• _STATED TASK_: Restate the full set of records exactly, without adding or dropping a word.

• _GIVEN RECORDS_:
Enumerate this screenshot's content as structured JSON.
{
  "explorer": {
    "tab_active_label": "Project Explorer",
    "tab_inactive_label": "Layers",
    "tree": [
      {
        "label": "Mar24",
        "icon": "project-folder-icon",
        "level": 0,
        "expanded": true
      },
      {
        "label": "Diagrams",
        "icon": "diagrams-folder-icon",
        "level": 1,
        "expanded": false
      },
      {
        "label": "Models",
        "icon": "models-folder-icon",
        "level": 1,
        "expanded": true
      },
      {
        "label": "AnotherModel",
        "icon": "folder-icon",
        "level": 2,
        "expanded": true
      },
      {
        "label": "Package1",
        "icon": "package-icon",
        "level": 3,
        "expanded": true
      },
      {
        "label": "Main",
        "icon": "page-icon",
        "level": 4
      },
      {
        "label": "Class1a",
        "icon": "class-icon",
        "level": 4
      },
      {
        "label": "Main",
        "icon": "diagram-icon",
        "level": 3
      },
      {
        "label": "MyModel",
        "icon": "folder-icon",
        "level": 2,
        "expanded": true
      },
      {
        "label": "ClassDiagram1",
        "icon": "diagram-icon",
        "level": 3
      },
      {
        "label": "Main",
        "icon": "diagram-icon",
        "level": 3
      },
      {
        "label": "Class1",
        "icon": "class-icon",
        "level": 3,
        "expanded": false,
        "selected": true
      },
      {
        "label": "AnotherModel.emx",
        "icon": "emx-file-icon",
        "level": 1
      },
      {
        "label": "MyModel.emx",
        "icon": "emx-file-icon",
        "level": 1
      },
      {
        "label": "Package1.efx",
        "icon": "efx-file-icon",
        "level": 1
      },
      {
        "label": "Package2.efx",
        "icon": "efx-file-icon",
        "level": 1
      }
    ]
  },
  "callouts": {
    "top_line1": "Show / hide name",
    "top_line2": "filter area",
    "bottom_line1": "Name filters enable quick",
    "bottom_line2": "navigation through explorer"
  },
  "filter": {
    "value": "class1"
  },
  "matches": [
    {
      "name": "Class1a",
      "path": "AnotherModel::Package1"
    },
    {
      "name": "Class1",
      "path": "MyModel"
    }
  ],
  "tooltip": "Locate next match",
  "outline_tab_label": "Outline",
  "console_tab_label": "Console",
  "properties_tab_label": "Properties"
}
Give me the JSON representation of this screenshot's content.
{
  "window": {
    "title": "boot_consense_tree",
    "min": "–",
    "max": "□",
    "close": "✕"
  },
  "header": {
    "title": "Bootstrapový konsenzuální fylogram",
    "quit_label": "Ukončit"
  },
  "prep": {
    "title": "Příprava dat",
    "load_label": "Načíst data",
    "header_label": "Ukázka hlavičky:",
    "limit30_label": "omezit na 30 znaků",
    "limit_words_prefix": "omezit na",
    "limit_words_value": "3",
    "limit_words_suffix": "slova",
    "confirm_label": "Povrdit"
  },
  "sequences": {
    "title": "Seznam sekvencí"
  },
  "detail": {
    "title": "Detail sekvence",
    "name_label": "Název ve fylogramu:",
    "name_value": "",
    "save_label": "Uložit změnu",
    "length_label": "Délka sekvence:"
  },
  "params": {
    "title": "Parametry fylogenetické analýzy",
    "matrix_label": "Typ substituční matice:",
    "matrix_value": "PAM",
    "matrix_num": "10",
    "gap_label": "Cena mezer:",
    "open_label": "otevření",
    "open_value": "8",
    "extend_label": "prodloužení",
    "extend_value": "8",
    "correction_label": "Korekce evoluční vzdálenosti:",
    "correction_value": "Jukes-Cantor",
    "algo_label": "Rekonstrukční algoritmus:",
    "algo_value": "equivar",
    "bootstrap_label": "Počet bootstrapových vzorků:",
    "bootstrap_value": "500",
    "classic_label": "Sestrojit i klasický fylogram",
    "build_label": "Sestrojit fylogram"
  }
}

• _RESULT BELOW_:
Enumerate this screenshot's content as structured JSON.
{
  "explorer": {
    "tab_active_label": "Project Explorer",
    "tab_inactive_label": "Layers",
    "tree": [
      {
        "label": "Mar24",
        "icon": "project-folder-icon",
        "level": 0,
        "expanded": true
      },
      {
        "label": "Diagrams",
        "icon": "diagrams-folder-icon",
        "level": 1,
        "expanded": false
      },
      {
        "label": "Models",
        "icon": "models-folder-icon",
        "level": 1,
        "expanded": true
      },
      {
        "label": "AnotherModel",
        "icon": "folder-icon",
        "level": 2,
        "expanded": true
      },
      {
        "label": "Package1",
        "icon": "package-icon",
        "level": 3,
        "expanded": true
      },
      {
        "label": "Main",
        "icon": "page-icon",
        "level": 4
      },
      {
        "label": "Class1a",
        "icon": "class-icon",
        "level": 4
      },
      {
        "label": "Main",
        "icon": "diagram-icon",
        "level": 3
      },
      {
        "label": "MyModel",
        "icon": "folder-icon",
        "level": 2,
        "expanded": true
      },
      {
        "label": "ClassDiagram1",
        "icon": "diagram-icon",
        "level": 3
      },
      {
        "label": "Main",
        "icon": "diagram-icon",
        "level": 3
      },
      {
        "label": "Class1",
        "icon": "class-icon",
        "level": 3,
        "expanded": false,
        "selected": true
      },
      {
        "label": "AnotherModel.emx",
        "icon": "emx-file-icon",
        "level": 1
      },
      {
        "label": "MyModel.emx",
        "icon": "emx-file-icon",
        "level": 1
      },
      {
        "label": "Package1.efx",
        "icon": "efx-file-icon",
        "level": 1
      },
      {
        "label": "Package2.efx",
        "icon": "efx-file-icon",
        "level": 1
      }
    ]
  },
  "callouts": {
    "top_line1": "Show / hide name",
    "top_line2": "filter area",
    "bottom_line1": "Name filters enable quick",
    "bottom_line2": "navigation through explorer"
  },
  "filter": {
    "value": "class1"
  },
  "matches": [
    {
      "name": "Class1a",
      "path": "AnotherModel::Package1"
    },
    {
      "name": "Class1",
      "path": "MyModel"
    }
  ],
  "tooltip": "Locate next match",
  "outline_tab_label": "Outline",
  "console_tab_label": "Console",
  "properties_tab_label": "Properties"
}
Give me the JSON representation of this screenshot's content.
{
  "window": {
    "title": "boot_consense_tree",
    "min": "–",
    "max": "□",
    "close": "✕"
  },
  "header": {
    "title": "Bootstrapový konsenzuální fylogram",
    "quit_label": "Ukončit"
  },
  "prep": {
    "title": "Příprava dat",
    "load_label": "Načíst data",
    "header_label": "Ukázka hlavičky:",
    "limit30_label": "omezit na 30 znaků",
    "limit_words_prefix": "omezit na",
    "limit_words_value": "3",
    "limit_words_suffix": "slova",
    "confirm_label": "Povrdit"
  },
  "sequences": {
    "title": "Seznam sekvencí"
  },
  "detail": {
    "title": "Detail sekvence",
    "name_label": "Název ve fylogramu:",
    "name_value": "",
    "save_label": "Uložit změnu",
    "length_label": "Délka sekvence:"
  },
  "params": {
    "title": "Parametry fylogenetické analýzy",
    "matrix_label": "Typ substituční matice:",
    "matrix_value": "PAM",
    "matrix_num": "10",
    "gap_label": "Cena mezer:",
    "open_label": "otevření",
    "open_value": "8",
    "extend_label": "prodloužení",
    "extend_value": "8",
    "correction_label": "Korekce evoluční vzdálenosti:",
    "correction_value": "Jukes-Cantor",
    "algo_label": "Rekonstrukční algoritmus:",
    "algo_value": "equivar",
    "bootstrap_label": "Počet bootstrapových vzorků:",
    "bootstrap_value": "500",
    "classic_label": "Sestrojit i klasický fylogram",
    "build_label": "Sestrojit fylogram"
  }
}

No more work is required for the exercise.